>> BEGIN Record excerpts

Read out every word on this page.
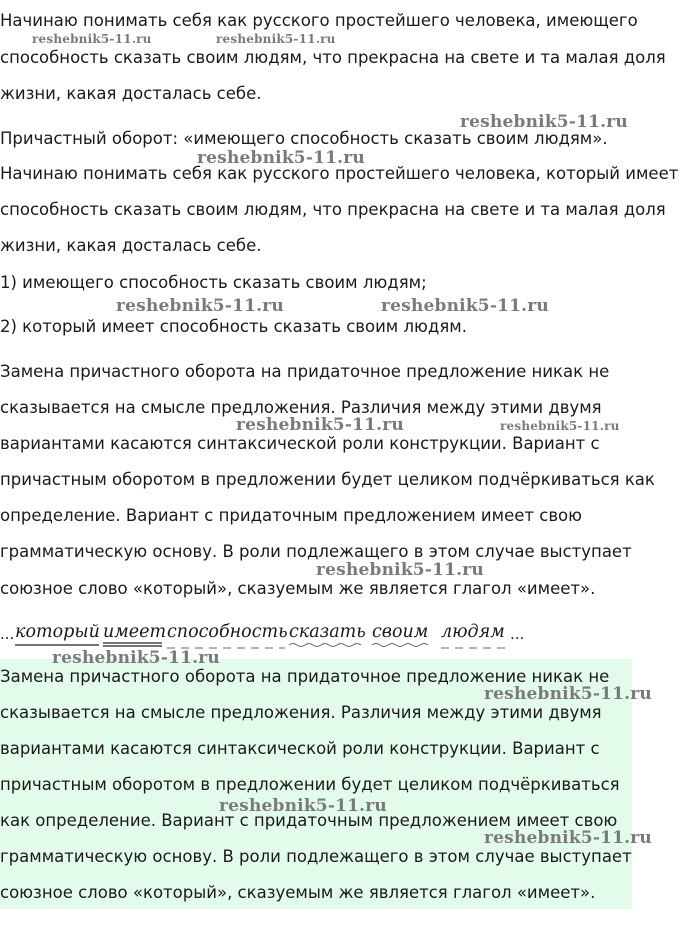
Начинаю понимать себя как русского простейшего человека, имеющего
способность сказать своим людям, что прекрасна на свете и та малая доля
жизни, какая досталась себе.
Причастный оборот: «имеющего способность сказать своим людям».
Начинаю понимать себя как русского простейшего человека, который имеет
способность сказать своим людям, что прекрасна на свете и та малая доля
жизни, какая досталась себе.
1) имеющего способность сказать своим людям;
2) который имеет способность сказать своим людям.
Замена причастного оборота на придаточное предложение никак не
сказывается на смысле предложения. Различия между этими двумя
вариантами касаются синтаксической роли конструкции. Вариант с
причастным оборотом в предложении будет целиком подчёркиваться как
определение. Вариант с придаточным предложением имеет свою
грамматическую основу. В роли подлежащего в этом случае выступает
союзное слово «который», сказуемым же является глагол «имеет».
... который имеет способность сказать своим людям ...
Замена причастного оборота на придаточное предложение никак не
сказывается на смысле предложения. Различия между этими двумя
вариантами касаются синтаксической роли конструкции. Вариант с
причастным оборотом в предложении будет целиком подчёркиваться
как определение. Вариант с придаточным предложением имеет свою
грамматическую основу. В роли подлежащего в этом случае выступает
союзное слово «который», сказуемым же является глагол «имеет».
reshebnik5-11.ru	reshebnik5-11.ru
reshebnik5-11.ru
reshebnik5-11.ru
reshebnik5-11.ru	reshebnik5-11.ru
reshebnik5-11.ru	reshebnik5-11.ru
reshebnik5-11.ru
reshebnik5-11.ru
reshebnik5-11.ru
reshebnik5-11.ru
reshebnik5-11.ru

>> END Record excerpts
>> BEGIN Record excerpts

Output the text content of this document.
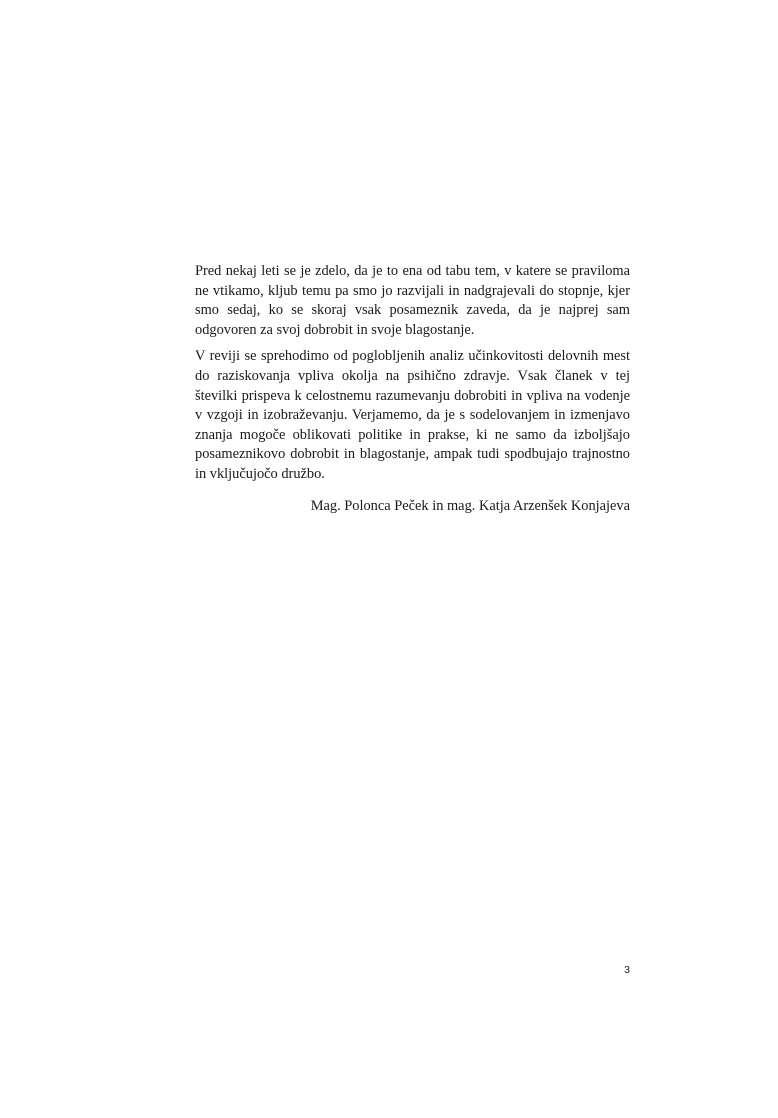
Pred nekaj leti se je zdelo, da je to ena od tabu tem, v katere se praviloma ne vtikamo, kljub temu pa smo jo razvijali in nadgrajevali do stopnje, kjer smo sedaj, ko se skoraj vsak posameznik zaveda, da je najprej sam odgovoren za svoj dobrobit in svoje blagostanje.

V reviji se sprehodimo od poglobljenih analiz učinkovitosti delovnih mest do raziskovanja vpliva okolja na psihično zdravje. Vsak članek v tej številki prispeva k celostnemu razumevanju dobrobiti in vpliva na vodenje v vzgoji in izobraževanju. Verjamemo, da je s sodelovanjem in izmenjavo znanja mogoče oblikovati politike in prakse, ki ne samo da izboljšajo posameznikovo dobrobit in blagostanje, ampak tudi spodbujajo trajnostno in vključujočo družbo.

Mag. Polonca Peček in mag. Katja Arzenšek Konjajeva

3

>> END Record excerpts

#### The task
Extract every line containing the string "Вариант" from the material.

#### Final result
вариантами касаются синтаксической роли конструкции. Вариант с
определение. Вариант с придаточным предложением имеет свою
вариантами касаются синтаксической роли конструкции. Вариант с
как определение. Вариант с придаточным предложением имеет свою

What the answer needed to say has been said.